Dataset items
◇ ◇ ◇ ◇ ◇

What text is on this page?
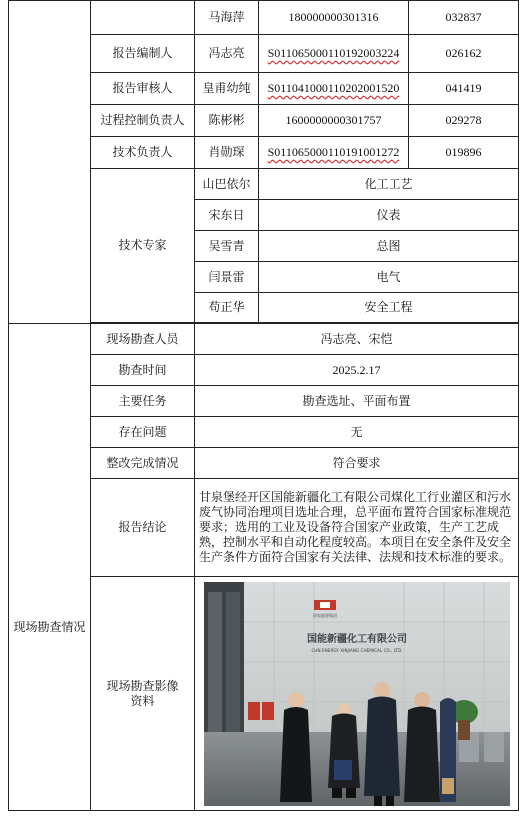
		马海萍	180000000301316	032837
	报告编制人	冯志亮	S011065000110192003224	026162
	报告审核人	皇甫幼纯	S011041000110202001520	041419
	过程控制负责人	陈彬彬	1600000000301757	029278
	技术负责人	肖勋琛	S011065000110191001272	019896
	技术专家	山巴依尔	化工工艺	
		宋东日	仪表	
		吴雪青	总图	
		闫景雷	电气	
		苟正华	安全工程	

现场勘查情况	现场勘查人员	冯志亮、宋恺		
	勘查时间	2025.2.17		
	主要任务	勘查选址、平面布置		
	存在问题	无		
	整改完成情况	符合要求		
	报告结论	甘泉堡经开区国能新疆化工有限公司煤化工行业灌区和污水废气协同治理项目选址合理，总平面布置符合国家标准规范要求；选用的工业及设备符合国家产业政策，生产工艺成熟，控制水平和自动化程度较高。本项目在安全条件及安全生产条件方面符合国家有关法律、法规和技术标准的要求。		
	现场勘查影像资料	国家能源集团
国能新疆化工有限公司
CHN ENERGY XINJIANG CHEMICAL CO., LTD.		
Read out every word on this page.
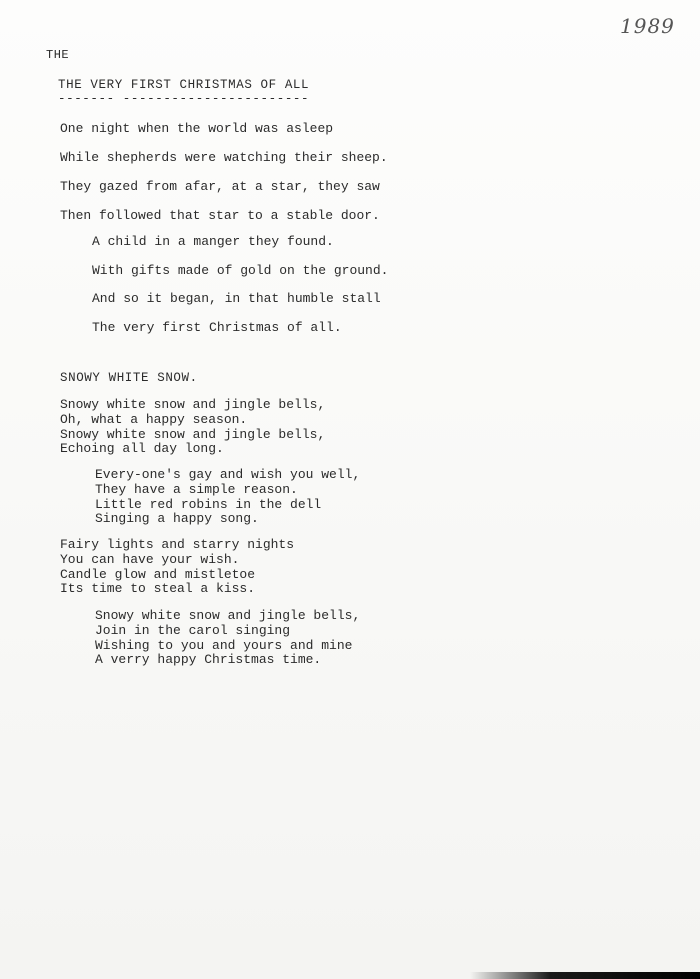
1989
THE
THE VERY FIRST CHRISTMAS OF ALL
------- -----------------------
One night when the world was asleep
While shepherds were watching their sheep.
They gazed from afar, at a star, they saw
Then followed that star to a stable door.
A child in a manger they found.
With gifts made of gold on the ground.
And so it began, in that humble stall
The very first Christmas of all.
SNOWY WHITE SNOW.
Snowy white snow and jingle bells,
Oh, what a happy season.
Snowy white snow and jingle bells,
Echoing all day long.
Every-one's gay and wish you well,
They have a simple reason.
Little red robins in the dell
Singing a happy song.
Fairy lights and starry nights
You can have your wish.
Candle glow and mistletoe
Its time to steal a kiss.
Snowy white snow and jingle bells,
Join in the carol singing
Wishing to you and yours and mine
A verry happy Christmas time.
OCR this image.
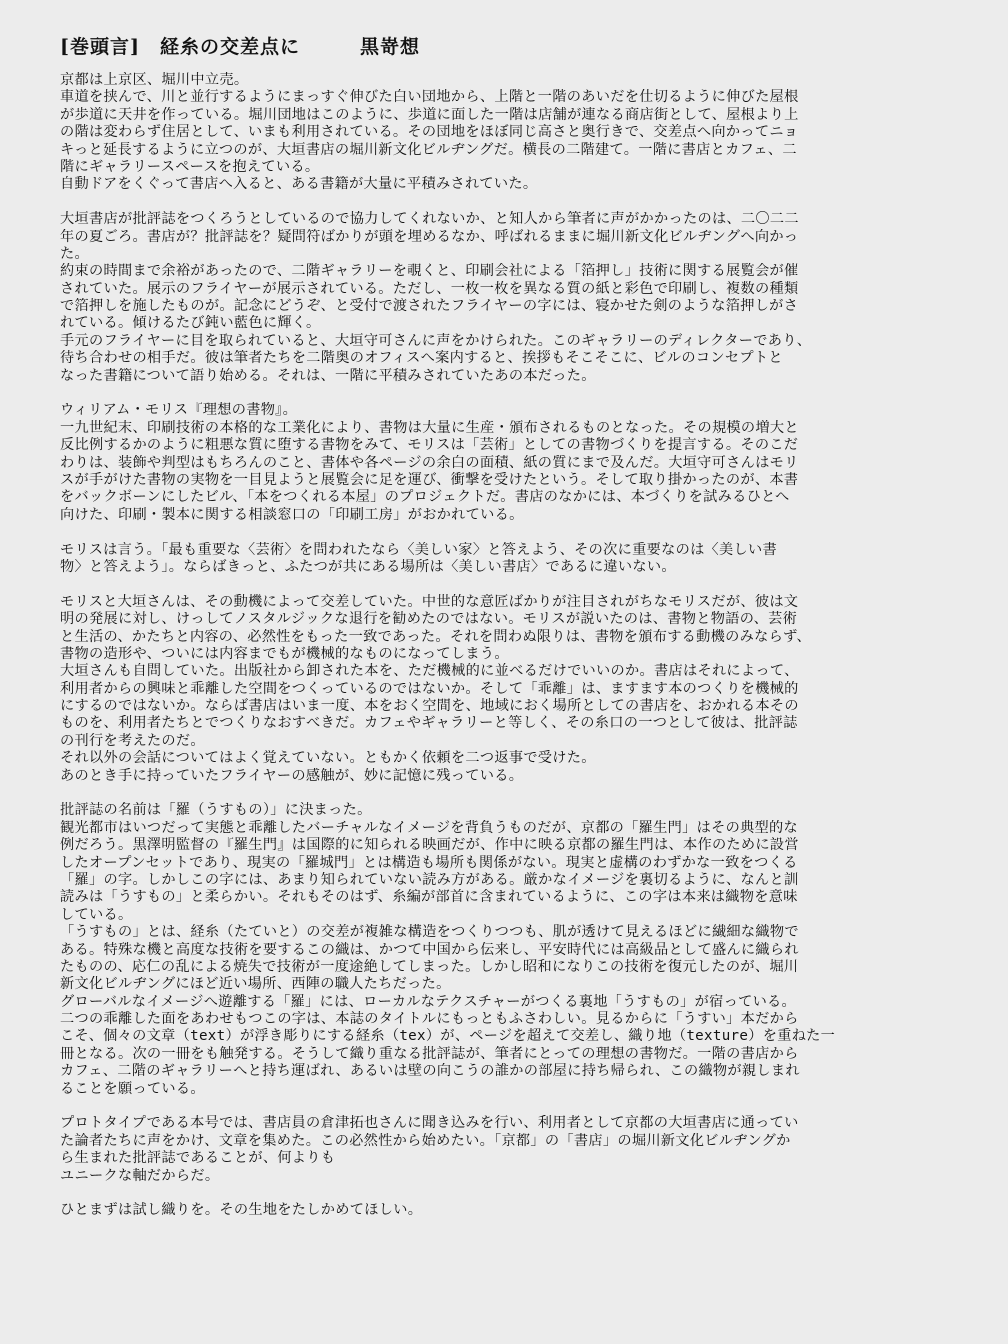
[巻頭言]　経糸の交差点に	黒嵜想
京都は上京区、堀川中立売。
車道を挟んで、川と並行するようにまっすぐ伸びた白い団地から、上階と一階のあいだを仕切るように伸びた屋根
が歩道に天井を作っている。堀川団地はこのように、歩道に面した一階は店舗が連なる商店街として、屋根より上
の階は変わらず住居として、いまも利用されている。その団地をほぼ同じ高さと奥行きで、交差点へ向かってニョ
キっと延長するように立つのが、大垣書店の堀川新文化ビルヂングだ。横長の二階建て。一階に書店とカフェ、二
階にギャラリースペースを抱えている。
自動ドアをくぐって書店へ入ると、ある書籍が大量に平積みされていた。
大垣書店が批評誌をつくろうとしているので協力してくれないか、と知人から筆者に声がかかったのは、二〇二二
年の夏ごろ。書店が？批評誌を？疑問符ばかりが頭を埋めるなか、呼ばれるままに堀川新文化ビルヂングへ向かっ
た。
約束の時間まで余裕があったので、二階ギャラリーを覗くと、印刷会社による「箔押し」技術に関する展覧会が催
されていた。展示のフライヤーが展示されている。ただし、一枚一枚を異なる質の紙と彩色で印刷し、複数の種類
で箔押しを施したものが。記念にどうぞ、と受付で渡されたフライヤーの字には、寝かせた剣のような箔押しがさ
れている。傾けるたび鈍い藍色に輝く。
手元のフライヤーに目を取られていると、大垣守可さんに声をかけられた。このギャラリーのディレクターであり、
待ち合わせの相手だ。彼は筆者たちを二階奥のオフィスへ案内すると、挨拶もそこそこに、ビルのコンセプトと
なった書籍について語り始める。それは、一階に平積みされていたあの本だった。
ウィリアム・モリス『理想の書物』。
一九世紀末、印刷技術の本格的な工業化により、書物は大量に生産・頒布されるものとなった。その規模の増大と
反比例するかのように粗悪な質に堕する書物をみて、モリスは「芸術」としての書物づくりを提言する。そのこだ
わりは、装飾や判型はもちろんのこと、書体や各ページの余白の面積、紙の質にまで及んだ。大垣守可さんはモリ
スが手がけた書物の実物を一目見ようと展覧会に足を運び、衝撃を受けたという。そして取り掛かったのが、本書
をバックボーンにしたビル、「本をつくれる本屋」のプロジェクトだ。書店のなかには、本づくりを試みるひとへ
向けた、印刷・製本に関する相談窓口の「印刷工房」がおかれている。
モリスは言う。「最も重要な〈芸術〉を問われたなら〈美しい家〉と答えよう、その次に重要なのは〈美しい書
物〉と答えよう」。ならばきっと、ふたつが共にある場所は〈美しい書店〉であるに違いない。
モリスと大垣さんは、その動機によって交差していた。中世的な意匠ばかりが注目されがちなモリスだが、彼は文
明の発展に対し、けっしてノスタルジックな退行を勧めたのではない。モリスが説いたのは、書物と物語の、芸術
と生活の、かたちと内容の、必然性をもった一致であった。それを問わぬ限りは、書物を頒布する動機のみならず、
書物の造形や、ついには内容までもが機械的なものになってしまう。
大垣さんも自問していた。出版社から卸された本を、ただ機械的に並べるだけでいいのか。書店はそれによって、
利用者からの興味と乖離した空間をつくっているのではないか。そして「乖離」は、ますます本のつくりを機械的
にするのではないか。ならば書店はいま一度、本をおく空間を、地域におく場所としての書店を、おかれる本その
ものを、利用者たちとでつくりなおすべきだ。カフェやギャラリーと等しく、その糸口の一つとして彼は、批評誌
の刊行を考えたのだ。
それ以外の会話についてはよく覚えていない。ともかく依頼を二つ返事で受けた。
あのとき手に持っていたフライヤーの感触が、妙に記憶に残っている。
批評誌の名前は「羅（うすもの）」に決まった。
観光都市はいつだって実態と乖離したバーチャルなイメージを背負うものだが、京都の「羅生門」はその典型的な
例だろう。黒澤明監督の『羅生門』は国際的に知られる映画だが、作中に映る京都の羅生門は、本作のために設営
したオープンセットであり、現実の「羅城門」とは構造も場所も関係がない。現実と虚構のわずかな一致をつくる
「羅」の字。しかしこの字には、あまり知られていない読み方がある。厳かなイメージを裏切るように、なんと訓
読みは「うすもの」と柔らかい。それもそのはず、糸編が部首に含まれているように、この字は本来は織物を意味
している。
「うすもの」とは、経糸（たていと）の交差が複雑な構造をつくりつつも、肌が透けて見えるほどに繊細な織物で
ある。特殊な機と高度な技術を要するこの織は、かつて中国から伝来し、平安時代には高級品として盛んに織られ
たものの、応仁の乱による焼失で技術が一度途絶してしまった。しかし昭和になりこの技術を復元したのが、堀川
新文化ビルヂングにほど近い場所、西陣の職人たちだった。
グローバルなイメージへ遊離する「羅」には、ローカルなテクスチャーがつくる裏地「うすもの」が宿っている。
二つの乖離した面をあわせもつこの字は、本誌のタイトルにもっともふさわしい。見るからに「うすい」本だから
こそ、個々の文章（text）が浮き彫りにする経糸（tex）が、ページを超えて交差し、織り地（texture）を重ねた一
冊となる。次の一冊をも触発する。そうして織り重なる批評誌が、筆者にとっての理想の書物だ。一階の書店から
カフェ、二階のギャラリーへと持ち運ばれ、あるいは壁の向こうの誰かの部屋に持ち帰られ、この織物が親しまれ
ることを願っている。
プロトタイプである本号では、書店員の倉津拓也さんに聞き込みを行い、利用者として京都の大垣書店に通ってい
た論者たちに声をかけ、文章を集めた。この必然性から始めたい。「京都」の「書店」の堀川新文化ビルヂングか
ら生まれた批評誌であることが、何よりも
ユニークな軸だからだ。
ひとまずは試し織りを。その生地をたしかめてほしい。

◇ ◇ ◇ ◇ ◇

__Problem details__
Write the lines above out again exactly, without any of their pictures.

__Answer to this problem__
What text is on this page?
		马海萍	180000000301316	032837
	报告编制人	冯志亮	S011065000110192003224	026162
	报告审核人	皇甫幼纯	S011041000110202001520	041419
	过程控制负责人	陈彬彬	1600000000301757	029278
	技术负责人	肖勋琛	S011065000110191001272	019896
	技术专家	山巴依尔	化工工艺	
		宋东日	仪表	
		吴雪青	总图	
		闫景雷	电气	
		苟正华	安全工程	

现场勘查情况	现场勘查人员	冯志亮、宋恺		
	勘查时间	2025.2.17		
	主要任务	勘查选址、平面布置		
	存在问题	无		
	整改完成情况	符合要求		
	报告结论	甘泉堡经开区国能新疆化工有限公司煤化工行业灌区和污水废气协同治理项目选址合理，总平面布置符合国家标准规范要求；选用的工业及设备符合国家产业政策，生产工艺成熟，控制水平和自动化程度较高。本项目在安全条件及安全生产条件方面符合国家有关法律、法规和技术标准的要求。		
	现场勘查影像资料	国家能源集团
国能新疆化工有限公司
CHN ENERGY XINJIANG CHEMICAL CO., LTD.		
Read out every word on this page.
1989
THE
THE VERY FIRST CHRISTMAS OF ALL
------- -----------------------
One night when the world was asleep
While shepherds were watching their sheep.
They gazed from afar, at a star, they saw
Then followed that star to a stable door.
A child in a manger they found.
With gifts made of gold on the ground.
And so it began, in that humble stall
The very first Christmas of all.
SNOWY WHITE SNOW.
Snowy white snow and jingle bells,
Oh, what a happy season.
Snowy white snow and jingle bells,
Echoing all day long.
Every-one's gay and wish you well,
They have a simple reason.
Little red robins in the dell
Singing a happy song.
Fairy lights and starry nights
You can have your wish.
Candle glow and mistletoe
Its time to steal a kiss.
Snowy white snow and jingle bells,
Join in the carol singing
Wishing to you and yours and mine
A verry happy Christmas time.
OCR this image.
[巻頭言]　経糸の交差点に	黒嵜想
京都は上京区、堀川中立売。
車道を挟んで、川と並行するようにまっすぐ伸びた白い団地から、上階と一階のあいだを仕切るように伸びた屋根
が歩道に天井を作っている。堀川団地はこのように、歩道に面した一階は店舗が連なる商店街として、屋根より上
の階は変わらず住居として、いまも利用されている。その団地をほぼ同じ高さと奥行きで、交差点へ向かってニョ
キっと延長するように立つのが、大垣書店の堀川新文化ビルヂングだ。横長の二階建て。一階に書店とカフェ、二
階にギャラリースペースを抱えている。
自動ドアをくぐって書店へ入ると、ある書籍が大量に平積みされていた。
大垣書店が批評誌をつくろうとしているので協力してくれないか、と知人から筆者に声がかかったのは、二〇二二
年の夏ごろ。書店が？批評誌を？疑問符ばかりが頭を埋めるなか、呼ばれるままに堀川新文化ビルヂングへ向かっ
た。
約束の時間まで余裕があったので、二階ギャラリーを覗くと、印刷会社による「箔押し」技術に関する展覧会が催
されていた。展示のフライヤーが展示されている。ただし、一枚一枚を異なる質の紙と彩色で印刷し、複数の種類
で箔押しを施したものが。記念にどうぞ、と受付で渡されたフライヤーの字には、寝かせた剣のような箔押しがさ
れている。傾けるたび鈍い藍色に輝く。
手元のフライヤーに目を取られていると、大垣守可さんに声をかけられた。このギャラリーのディレクターであり、
待ち合わせの相手だ。彼は筆者たちを二階奥のオフィスへ案内すると、挨拶もそこそこに、ビルのコンセプトと
なった書籍について語り始める。それは、一階に平積みされていたあの本だった。
ウィリアム・モリス『理想の書物』。
一九世紀末、印刷技術の本格的な工業化により、書物は大量に生産・頒布されるものとなった。その規模の増大と
反比例するかのように粗悪な質に堕する書物をみて、モリスは「芸術」としての書物づくりを提言する。そのこだ
わりは、装飾や判型はもちろんのこと、書体や各ページの余白の面積、紙の質にまで及んだ。大垣守可さんはモリ
スが手がけた書物の実物を一目見ようと展覧会に足を運び、衝撃を受けたという。そして取り掛かったのが、本書
をバックボーンにしたビル、「本をつくれる本屋」のプロジェクトだ。書店のなかには、本づくりを試みるひとへ
向けた、印刷・製本に関する相談窓口の「印刷工房」がおかれている。
モリスは言う。「最も重要な〈芸術〉を問われたなら〈美しい家〉と答えよう、その次に重要なのは〈美しい書
物〉と答えよう」。ならばきっと、ふたつが共にある場所は〈美しい書店〉であるに違いない。
モリスと大垣さんは、その動機によって交差していた。中世的な意匠ばかりが注目されがちなモリスだが、彼は文
明の発展に対し、けっしてノスタルジックな退行を勧めたのではない。モリスが説いたのは、書物と物語の、芸術
と生活の、かたちと内容の、必然性をもった一致であった。それを問わぬ限りは、書物を頒布する動機のみならず、
書物の造形や、ついには内容までもが機械的なものになってしまう。
大垣さんも自問していた。出版社から卸された本を、ただ機械的に並べるだけでいいのか。書店はそれによって、
利用者からの興味と乖離した空間をつくっているのではないか。そして「乖離」は、ますます本のつくりを機械的
にするのではないか。ならば書店はいま一度、本をおく空間を、地域におく場所としての書店を、おかれる本その
ものを、利用者たちとでつくりなおすべきだ。カフェやギャラリーと等しく、その糸口の一つとして彼は、批評誌
の刊行を考えたのだ。
それ以外の会話についてはよく覚えていない。ともかく依頼を二つ返事で受けた。
あのとき手に持っていたフライヤーの感触が、妙に記憶に残っている。
批評誌の名前は「羅（うすもの）」に決まった。
観光都市はいつだって実態と乖離したバーチャルなイメージを背負うものだが、京都の「羅生門」はその典型的な
例だろう。黒澤明監督の『羅生門』は国際的に知られる映画だが、作中に映る京都の羅生門は、本作のために設営
したオープンセットであり、現実の「羅城門」とは構造も場所も関係がない。現実と虚構のわずかな一致をつくる
「羅」の字。しかしこの字には、あまり知られていない読み方がある。厳かなイメージを裏切るように、なんと訓
読みは「うすもの」と柔らかい。それもそのはず、糸編が部首に含まれているように、この字は本来は織物を意味
している。
「うすもの」とは、経糸（たていと）の交差が複雑な構造をつくりつつも、肌が透けて見えるほどに繊細な織物で
ある。特殊な機と高度な技術を要するこの織は、かつて中国から伝来し、平安時代には高級品として盛んに織られ
たものの、応仁の乱による焼失で技術が一度途絶してしまった。しかし昭和になりこの技術を復元したのが、堀川
新文化ビルヂングにほど近い場所、西陣の職人たちだった。
グローバルなイメージへ遊離する「羅」には、ローカルなテクスチャーがつくる裏地「うすもの」が宿っている。
二つの乖離した面をあわせもつこの字は、本誌のタイトルにもっともふさわしい。見るからに「うすい」本だから
こそ、個々の文章（text）が浮き彫りにする経糸（tex）が、ページを超えて交差し、織り地（texture）を重ねた一
冊となる。次の一冊をも触発する。そうして織り重なる批評誌が、筆者にとっての理想の書物だ。一階の書店から
カフェ、二階のギャラリーへと持ち運ばれ、あるいは壁の向こうの誰かの部屋に持ち帰られ、この織物が親しまれ
ることを願っている。
プロトタイプである本号では、書店員の倉津拓也さんに聞き込みを行い、利用者として京都の大垣書店に通ってい
た論者たちに声をかけ、文章を集めた。この必然性から始めたい。「京都」の「書店」の堀川新文化ビルヂングか
ら生まれた批評誌であることが、何よりも
ユニークな軸だからだ。
ひとまずは試し織りを。その生地をたしかめてほしい。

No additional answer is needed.